— Begin Passage to read —

The wonderful thing about I'm the only one
Everything here is my personal opinion. I do not speak for my employer.
September 2018

2018-09-14 »

XML, blockchains, and the strange shapes of progress

Back in the early 2000s, XML was all the rage. An unusual evolution from HTML, which itself was an evolution (devolution?) from SGML, XML was supposed to be a backlash against complexity.

SGML originally grew from the publishing industry (for example, the original DocBook was an SGML language) and had flexible parser features so not-too-technical writers could use it without really understanding how tags worked. It provided some interesting shortcuts: for example, there's no reason to close the last <chapter> when opening a new <chapter>, because obviously you can't have a chapter inside a chapter, and so on. SGML was an organically-evolved mess, but it was a mess intended for humans. You can see that legacy in HTML, which was arguably just a variant of SGML for online publishing, minus a few features.

All that supposedly-human-friendly implicit behaviour became a problem, especially for making interoperable implementations (like web browsers). Now, don't get me wrong, the whole parsability issue was pretty overblown. Is browser compatibility really about what I mean when I write some overlapping tags like <b>hello <u>cruel</b> world</u>? I mean, yes. But more important are semantics, like which methods of javascript DOM objects take which sorts of parameters, or which exist at all, and what CSS even means.

But we didn't know that then. Let's say all our compatibility problems were caused by how hard it is to parse HTML.

Given that, some brave souls set out to solve the problem Once and For All. That was XML: a simplification of HTML/SGML with parsing inconsistencies removed, so that given any XML document, if nothing else, you always knew exactly what the parse tree should be. That made it a bit less human friendly (now you always had to close your tags), but most humans can figure out how to close tags, eventually, right?

Because strictness was the goal, Postel's Law didn't apply, and there was a profusion of XML validators, each stricter than the last, including fun features like silently downloading DTDs from the Internet on every run, and fun bugs like arbitrary code execution on your local machine or data leakage if that remote DTD got hacked.

(Side note about DTDs: those existed in SGML too. Interestingly, because of the implicit tag closing, it was impossible to parse SGML without knowing the DTD, because only then could you know which tags to nest and which to auto-close. In XML, since all tags need to be closed explicitly, you can happily parse any document without even having the DTD: a welcome simplification. So DTDs are vestigial, syntactically, and could have been omitted. (You can still ignore them whenever you use XML.) DTDs still mean something - they prevent syntactically legal parse trees from being accepted if they contain certain semantic errors - but that turns out to be less important. Oh well.)

— End Passage to read —
— Begin Data records —

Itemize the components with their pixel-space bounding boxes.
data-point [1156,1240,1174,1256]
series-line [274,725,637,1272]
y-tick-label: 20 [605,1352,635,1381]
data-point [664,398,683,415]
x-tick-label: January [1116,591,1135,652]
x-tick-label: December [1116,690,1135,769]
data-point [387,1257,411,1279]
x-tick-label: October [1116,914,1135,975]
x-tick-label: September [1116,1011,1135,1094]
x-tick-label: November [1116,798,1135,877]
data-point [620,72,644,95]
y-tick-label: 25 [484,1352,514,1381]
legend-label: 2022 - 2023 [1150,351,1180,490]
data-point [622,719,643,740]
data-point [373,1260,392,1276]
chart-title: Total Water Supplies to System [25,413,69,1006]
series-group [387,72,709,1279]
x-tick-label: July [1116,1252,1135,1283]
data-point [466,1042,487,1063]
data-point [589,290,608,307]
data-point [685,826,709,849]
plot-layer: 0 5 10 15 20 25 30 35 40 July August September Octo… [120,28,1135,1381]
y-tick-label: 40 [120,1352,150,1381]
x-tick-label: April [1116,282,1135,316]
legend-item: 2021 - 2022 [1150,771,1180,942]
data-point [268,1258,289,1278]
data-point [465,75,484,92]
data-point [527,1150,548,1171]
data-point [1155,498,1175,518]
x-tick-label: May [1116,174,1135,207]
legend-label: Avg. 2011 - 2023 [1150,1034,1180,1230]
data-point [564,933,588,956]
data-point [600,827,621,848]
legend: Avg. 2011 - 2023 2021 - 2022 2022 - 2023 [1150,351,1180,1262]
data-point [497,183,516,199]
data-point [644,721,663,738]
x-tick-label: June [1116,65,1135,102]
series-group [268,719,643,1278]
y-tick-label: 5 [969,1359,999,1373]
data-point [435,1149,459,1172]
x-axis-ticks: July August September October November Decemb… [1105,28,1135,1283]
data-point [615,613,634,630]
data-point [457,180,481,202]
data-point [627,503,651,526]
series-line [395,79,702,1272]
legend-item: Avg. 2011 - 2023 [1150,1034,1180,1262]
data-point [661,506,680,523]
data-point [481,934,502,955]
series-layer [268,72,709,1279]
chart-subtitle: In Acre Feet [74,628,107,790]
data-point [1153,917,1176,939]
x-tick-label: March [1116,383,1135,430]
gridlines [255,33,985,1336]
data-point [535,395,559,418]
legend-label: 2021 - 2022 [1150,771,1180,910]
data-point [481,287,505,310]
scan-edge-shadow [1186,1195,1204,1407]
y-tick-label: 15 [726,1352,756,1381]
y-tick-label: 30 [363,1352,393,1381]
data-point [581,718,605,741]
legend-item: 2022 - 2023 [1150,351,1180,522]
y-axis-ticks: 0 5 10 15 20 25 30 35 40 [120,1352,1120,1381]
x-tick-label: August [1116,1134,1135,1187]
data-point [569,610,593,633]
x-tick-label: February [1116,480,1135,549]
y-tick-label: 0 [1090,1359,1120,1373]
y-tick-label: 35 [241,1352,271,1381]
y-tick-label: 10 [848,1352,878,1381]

— End Data records —

Please set down the part of the XML post starting at "Given that, some" and ending at "DTD got hacked.", copied word for word.

Given that, some brave souls set out to solve the problem Once and For All. That was XML: a simplification of HTML/SGML with parsing inconsistencies removed, so that given any XML document, if nothing else, you always knew exactly what the parse tree should be. That made it a bit less human friendly (now you always had to close your tags), but most humans can figure out how to close tags, eventually, right?

Because strictness was the goal, Postel's Law didn't apply, and there was a profusion of XML validators, each stricter than the last, including fun features like silently downloading DTDs from the Internet on every run, and fun bugs like arbitrary code execution on your local machine or data leakage if that remote DTD got hacked.